## The problem:
Print out every line, exactly as written.

☆ ☆ ☆ ☆

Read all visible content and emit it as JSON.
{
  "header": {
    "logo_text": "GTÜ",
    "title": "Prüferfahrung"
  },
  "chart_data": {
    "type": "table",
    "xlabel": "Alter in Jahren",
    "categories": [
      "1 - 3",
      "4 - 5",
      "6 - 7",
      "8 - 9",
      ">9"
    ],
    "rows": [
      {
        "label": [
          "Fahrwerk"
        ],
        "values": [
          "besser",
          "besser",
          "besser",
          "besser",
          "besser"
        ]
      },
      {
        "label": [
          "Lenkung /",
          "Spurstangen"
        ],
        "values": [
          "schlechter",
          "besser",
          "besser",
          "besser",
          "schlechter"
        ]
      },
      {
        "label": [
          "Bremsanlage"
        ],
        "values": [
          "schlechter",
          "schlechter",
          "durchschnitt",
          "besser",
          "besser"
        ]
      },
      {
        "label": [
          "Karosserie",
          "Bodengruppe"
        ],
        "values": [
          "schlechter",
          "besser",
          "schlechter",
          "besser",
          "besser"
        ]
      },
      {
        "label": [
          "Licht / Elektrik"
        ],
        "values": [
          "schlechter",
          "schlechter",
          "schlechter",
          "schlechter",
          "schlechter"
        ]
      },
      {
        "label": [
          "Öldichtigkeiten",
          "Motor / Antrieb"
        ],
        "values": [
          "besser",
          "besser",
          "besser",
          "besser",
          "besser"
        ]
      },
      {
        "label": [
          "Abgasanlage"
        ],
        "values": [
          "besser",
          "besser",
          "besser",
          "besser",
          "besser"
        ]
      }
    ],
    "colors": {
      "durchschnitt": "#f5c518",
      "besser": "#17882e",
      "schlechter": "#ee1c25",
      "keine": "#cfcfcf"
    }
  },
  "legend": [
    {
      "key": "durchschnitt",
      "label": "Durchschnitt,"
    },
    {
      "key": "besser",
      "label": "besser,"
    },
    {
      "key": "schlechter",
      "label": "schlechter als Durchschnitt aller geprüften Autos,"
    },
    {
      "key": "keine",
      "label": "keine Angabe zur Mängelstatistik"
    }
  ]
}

☆ ☆ ☆ ☆

## Exercise result:
Read all visible content and emit it as JSON.
{
  "header": {
    "logo_text": "GTÜ",
    "title": "Prüferfahrung"
  },
  "chart_data": {
    "type": "table",
    "xlabel": "Alter in Jahren",
    "categories": [
      "1 - 3",
      "4 - 5",
      "6 - 7",
      "8 - 9",
      ">9"
    ],
    "rows": [
      {
        "label": [
          "Fahrwerk"
        ],
        "values": [
          "besser",
          "besser",
          "besser",
          "besser",
          "besser"
        ]
      },
      {
        "label": [
          "Lenkung /",
          "Spurstangen"
        ],
        "values": [
          "schlechter",
          "besser",
          "besser",
          "besser",
          "schlechter"
        ]
      },
      {
        "label": [
          "Bremsanlage"
        ],
        "values": [
          "schlechter",
          "schlechter",
          "durchschnitt",
          "besser",
          "besser"
        ]
      },
      {
        "label": [
          "Karosserie",
          "Bodengruppe"
        ],
        "values": [
          "schlechter",
          "besser",
          "schlechter",
          "besser",
          "besser"
        ]
      },
      {
        "label": [
          "Licht / Elektrik"
        ],
        "values": [
          "schlechter",
          "schlechter",
          "schlechter",
          "schlechter",
          "schlechter"
        ]
      },
      {
        "label": [
          "Öldichtigkeiten",
          "Motor / Antrieb"
        ],
        "values": [
          "besser",
          "besser",
          "besser",
          "besser",
          "besser"
        ]
      },
      {
        "label": [
          "Abgasanlage"
        ],
        "values": [
          "besser",
          "besser",
          "besser",
          "besser",
          "besser"
        ]
      }
    ],
    "colors": {
      "durchschnitt": "#f5c518",
      "besser": "#17882e",
      "schlechter": "#ee1c25",
      "keine": "#cfcfcf"
    }
  },
  "legend": [
    {
      "key": "durchschnitt",
      "label": "Durchschnitt,"
    },
    {
      "key": "besser",
      "label": "besser,"
    },
    {
      "key": "schlechter",
      "label": "schlechter als Durchschnitt aller geprüften Autos,"
    },
    {
      "key": "keine",
      "label": "keine Angabe zur Mängelstatistik"
    }
  ]
}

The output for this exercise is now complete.